Repeat, exactly and completely, the material that follows. Omit the pictures.

* Stored items:
▬▬▬

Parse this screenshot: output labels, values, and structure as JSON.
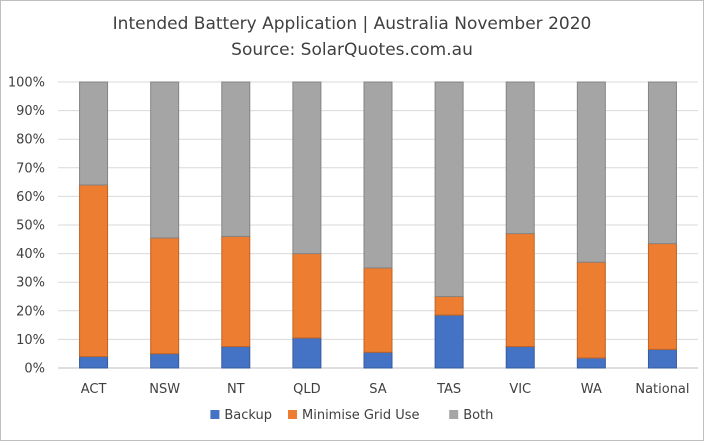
{
  "chart_data": {
    "type": "bar",
    "stacked": true,
    "title": "Intended Battery Application | Australia November 2020",
    "subtitle": "Source: SolarQuotes.com.au",
    "xlabel": "",
    "ylabel": "",
    "ylim": [
      0,
      100
    ],
    "y_tick_labels": [
      "0%",
      "10%",
      "20%",
      "30%",
      "40%",
      "50%",
      "60%",
      "70%",
      "80%",
      "90%",
      "100%"
    ],
    "categories": [
      "ACT",
      "NSW",
      "NT",
      "QLD",
      "SA",
      "TAS",
      "VIC",
      "WA",
      "National"
    ],
    "series": [
      {
        "name": "Backup",
        "color": "#4472C4",
        "values": [
          4,
          5,
          7.5,
          10.5,
          5.5,
          18.5,
          7.5,
          3.5,
          6.5
        ]
      },
      {
        "name": "Minimise Grid Use",
        "color": "#ED7D31",
        "values": [
          60,
          40.5,
          38.5,
          29.5,
          29.5,
          6.5,
          39.5,
          33.5,
          37
        ]
      },
      {
        "name": "Both",
        "color": "#A5A5A5",
        "values": [
          36,
          54.5,
          54,
          60,
          65,
          75,
          53,
          63,
          56.5
        ]
      }
    ],
    "grid": true,
    "legend": "bottom"
  }
}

▬▬▬

* Worked answer:
Parse this screenshot: output labels, values, and structure as JSON.
{
  "chart_data": {
    "type": "bar",
    "stacked": true,
    "title": "Intended Battery Application | Australia November 2020",
    "subtitle": "Source: SolarQuotes.com.au",
    "xlabel": "",
    "ylabel": "",
    "ylim": [
      0,
      100
    ],
    "y_tick_labels": [
      "0%",
      "10%",
      "20%",
      "30%",
      "40%",
      "50%",
      "60%",
      "70%",
      "80%",
      "90%",
      "100%"
    ],
    "categories": [
      "ACT",
      "NSW",
      "NT",
      "QLD",
      "SA",
      "TAS",
      "VIC",
      "WA",
      "National"
    ],
    "series": [
      {
        "name": "Backup",
        "color": "#4472C4",
        "values": [
          4,
          5,
          7.5,
          10.5,
          5.5,
          18.5,
          7.5,
          3.5,
          6.5
        ]
      },
      {
        "name": "Minimise Grid Use",
        "color": "#ED7D31",
        "values": [
          60,
          40.5,
          38.5,
          29.5,
          29.5,
          6.5,
          39.5,
          33.5,
          37
        ]
      },
      {
        "name": "Both",
        "color": "#A5A5A5",
        "values": [
          36,
          54.5,
          54,
          60,
          65,
          75,
          53,
          63,
          56.5
        ]
      }
    ],
    "grid": true,
    "legend": "bottom"
  }
}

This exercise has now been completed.